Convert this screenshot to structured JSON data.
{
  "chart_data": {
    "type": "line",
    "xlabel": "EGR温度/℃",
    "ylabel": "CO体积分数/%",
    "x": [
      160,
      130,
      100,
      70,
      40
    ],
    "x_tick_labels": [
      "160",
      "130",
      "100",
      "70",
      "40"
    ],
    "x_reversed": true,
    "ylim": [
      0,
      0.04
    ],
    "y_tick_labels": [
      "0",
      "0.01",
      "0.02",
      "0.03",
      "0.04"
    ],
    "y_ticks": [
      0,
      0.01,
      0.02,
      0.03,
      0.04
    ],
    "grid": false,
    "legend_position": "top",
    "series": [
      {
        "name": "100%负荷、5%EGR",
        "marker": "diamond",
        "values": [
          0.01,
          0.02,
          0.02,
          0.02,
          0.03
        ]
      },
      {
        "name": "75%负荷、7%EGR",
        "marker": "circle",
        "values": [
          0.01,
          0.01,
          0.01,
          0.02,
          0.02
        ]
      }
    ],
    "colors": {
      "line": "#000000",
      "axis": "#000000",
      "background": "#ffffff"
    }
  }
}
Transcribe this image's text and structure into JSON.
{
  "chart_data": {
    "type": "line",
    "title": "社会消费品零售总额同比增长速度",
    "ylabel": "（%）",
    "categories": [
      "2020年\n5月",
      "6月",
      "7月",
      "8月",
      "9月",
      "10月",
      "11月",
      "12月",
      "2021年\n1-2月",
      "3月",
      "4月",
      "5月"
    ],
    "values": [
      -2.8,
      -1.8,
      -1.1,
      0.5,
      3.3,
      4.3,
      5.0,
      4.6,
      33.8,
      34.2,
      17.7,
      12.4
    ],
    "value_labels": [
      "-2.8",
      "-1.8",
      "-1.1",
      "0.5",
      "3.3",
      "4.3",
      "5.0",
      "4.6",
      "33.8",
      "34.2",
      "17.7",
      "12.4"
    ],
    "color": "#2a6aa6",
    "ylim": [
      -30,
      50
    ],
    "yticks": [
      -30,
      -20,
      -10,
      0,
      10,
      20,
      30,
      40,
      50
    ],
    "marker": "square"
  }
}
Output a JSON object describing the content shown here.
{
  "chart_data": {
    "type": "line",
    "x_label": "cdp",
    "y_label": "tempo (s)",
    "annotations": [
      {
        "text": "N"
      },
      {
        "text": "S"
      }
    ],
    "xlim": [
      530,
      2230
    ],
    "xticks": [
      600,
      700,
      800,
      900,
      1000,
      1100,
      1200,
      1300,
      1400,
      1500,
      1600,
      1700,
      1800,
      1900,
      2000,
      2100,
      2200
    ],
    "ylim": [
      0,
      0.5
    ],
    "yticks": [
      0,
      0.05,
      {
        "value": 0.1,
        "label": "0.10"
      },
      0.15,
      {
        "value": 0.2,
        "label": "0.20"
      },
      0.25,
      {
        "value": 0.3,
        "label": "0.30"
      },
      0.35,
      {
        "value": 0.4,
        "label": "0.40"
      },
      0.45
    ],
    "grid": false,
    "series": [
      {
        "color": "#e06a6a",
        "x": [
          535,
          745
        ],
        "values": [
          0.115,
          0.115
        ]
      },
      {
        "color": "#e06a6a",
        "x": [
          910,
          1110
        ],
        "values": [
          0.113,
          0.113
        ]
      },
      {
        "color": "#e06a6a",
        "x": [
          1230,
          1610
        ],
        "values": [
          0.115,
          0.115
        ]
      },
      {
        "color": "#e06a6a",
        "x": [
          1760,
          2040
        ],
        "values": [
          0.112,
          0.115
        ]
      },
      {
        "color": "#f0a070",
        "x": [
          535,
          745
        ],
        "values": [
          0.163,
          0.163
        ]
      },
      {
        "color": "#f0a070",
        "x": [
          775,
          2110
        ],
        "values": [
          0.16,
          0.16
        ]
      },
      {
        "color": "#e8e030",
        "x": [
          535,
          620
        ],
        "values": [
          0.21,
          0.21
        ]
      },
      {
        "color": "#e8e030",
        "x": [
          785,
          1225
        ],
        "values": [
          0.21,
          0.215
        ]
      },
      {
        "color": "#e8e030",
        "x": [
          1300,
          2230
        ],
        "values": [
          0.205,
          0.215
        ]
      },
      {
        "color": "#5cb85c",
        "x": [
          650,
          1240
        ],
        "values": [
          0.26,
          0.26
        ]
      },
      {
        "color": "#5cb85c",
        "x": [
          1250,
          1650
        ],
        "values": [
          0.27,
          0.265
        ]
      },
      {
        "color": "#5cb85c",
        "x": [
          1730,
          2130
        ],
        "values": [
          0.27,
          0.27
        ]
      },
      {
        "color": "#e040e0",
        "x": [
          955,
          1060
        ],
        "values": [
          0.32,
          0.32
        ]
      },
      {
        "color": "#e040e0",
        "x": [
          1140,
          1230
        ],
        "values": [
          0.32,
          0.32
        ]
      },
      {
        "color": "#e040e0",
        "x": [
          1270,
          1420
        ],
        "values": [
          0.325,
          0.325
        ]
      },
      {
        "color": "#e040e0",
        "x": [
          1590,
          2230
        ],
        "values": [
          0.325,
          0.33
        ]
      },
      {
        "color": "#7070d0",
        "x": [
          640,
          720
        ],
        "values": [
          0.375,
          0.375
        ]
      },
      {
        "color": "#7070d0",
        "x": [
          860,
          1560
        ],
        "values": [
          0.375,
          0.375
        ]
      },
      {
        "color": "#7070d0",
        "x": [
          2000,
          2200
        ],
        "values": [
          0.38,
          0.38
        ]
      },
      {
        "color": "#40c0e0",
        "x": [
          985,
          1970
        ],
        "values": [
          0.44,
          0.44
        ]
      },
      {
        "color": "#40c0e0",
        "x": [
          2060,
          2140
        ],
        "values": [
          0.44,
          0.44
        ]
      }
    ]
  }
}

==========

-- Exercise objective --
Every line above should be retyped exactly as given.

-- Exercise response --
Convert this screenshot to structured JSON data.
{
  "chart_data": {
    "type": "line",
    "xlabel": "EGR温度/℃",
    "ylabel": "CO体积分数/%",
    "x": [
      160,
      130,
      100,
      70,
      40
    ],
    "x_tick_labels": [
      "160",
      "130",
      "100",
      "70",
      "40"
    ],
    "x_reversed": true,
    "ylim": [
      0,
      0.04
    ],
    "y_tick_labels": [
      "0",
      "0.01",
      "0.02",
      "0.03",
      "0.04"
    ],
    "y_ticks": [
      0,
      0.01,
      0.02,
      0.03,
      0.04
    ],
    "grid": false,
    "legend_position": "top",
    "series": [
      {
        "name": "100%负荷、5%EGR",
        "marker": "diamond",
        "values": [
          0.01,
          0.02,
          0.02,
          0.02,
          0.03
        ]
      },
      {
        "name": "75%负荷、7%EGR",
        "marker": "circle",
        "values": [
          0.01,
          0.01,
          0.01,
          0.02,
          0.02
        ]
      }
    ],
    "colors": {
      "line": "#000000",
      "axis": "#000000",
      "background": "#ffffff"
    }
  }
}
Transcribe this image's text and structure into JSON.
{
  "chart_data": {
    "type": "line",
    "title": "社会消费品零售总额同比增长速度",
    "ylabel": "（%）",
    "categories": [
      "2020年\n5月",
      "6月",
      "7月",
      "8月",
      "9月",
      "10月",
      "11月",
      "12月",
      "2021年\n1-2月",
      "3月",
      "4月",
      "5月"
    ],
    "values": [
      -2.8,
      -1.8,
      -1.1,
      0.5,
      3.3,
      4.3,
      5.0,
      4.6,
      33.8,
      34.2,
      17.7,
      12.4
    ],
    "value_labels": [
      "-2.8",
      "-1.8",
      "-1.1",
      "0.5",
      "3.3",
      "4.3",
      "5.0",
      "4.6",
      "33.8",
      "34.2",
      "17.7",
      "12.4"
    ],
    "color": "#2a6aa6",
    "ylim": [
      -30,
      50
    ],
    "yticks": [
      -30,
      -20,
      -10,
      0,
      10,
      20,
      30,
      40,
      50
    ],
    "marker": "square"
  }
}
Output a JSON object describing the content shown here.
{
  "chart_data": {
    "type": "line",
    "x_label": "cdp",
    "y_label": "tempo (s)",
    "annotations": [
      {
        "text": "N"
      },
      {
        "text": "S"
      }
    ],
    "xlim": [
      530,
      2230
    ],
    "xticks": [
      600,
      700,
      800,
      900,
      1000,
      1100,
      1200,
      1300,
      1400,
      1500,
      1600,
      1700,
      1800,
      1900,
      2000,
      2100,
      2200
    ],
    "ylim": [
      0,
      0.5
    ],
    "yticks": [
      0,
      0.05,
      {
        "value": 0.1,
        "label": "0.10"
      },
      0.15,
      {
        "value": 0.2,
        "label": "0.20"
      },
      0.25,
      {
        "value": 0.3,
        "label": "0.30"
      },
      0.35,
      {
        "value": 0.4,
        "label": "0.40"
      },
      0.45
    ],
    "grid": false,
    "series": [
      {
        "color": "#e06a6a",
        "x": [
          535,
          745
        ],
        "values": [
          0.115,
          0.115
        ]
      },
      {
        "color": "#e06a6a",
        "x": [
          910,
          1110
        ],
        "values": [
          0.113,
          0.113
        ]
      },
      {
        "color": "#e06a6a",
        "x": [
          1230,
          1610
        ],
        "values": [
          0.115,
          0.115
        ]
      },
      {
        "color": "#e06a6a",
        "x": [
          1760,
          2040
        ],
        "values": [
          0.112,
          0.115
        ]
      },
      {
        "color": "#f0a070",
        "x": [
          535,
          745
        ],
        "values": [
          0.163,
          0.163
        ]
      },
      {
        "color": "#f0a070",
        "x": [
          775,
          2110
        ],
        "values": [
          0.16,
          0.16
        ]
      },
      {
        "color": "#e8e030",
        "x": [
          535,
          620
        ],
        "values": [
          0.21,
          0.21
        ]
      },
      {
        "color": "#e8e030",
        "x": [
          785,
          1225
        ],
        "values": [
          0.21,
          0.215
        ]
      },
      {
        "color": "#e8e030",
        "x": [
          1300,
          2230
        ],
        "values": [
          0.205,
          0.215
        ]
      },
      {
        "color": "#5cb85c",
        "x": [
          650,
          1240
        ],
        "values": [
          0.26,
          0.26
        ]
      },
      {
        "color": "#5cb85c",
        "x": [
          1250,
          1650
        ],
        "values": [
          0.27,
          0.265
        ]
      },
      {
        "color": "#5cb85c",
        "x": [
          1730,
          2130
        ],
        "values": [
          0.27,
          0.27
        ]
      },
      {
        "color": "#e040e0",
        "x": [
          955,
          1060
        ],
        "values": [
          0.32,
          0.32
        ]
      },
      {
        "color": "#e040e0",
        "x": [
          1140,
          1230
        ],
        "values": [
          0.32,
          0.32
        ]
      },
      {
        "color": "#e040e0",
        "x": [
          1270,
          1420
        ],
        "values": [
          0.325,
          0.325
        ]
      },
      {
        "color": "#e040e0",
        "x": [
          1590,
          2230
        ],
        "values": [
          0.325,
          0.33
        ]
      },
      {
        "color": "#7070d0",
        "x": [
          640,
          720
        ],
        "values": [
          0.375,
          0.375
        ]
      },
      {
        "color": "#7070d0",
        "x": [
          860,
          1560
        ],
        "values": [
          0.375,
          0.375
        ]
      },
      {
        "color": "#7070d0",
        "x": [
          2000,
          2200
        ],
        "values": [
          0.38,
          0.38
        ]
      },
      {
        "color": "#40c0e0",
        "x": [
          985,
          1970
        ],
        "values": [
          0.44,
          0.44
        ]
      },
      {
        "color": "#40c0e0",
        "x": [
          2060,
          2140
        ],
        "values": [
          0.44,
          0.44
        ]
      }
    ]
  }
}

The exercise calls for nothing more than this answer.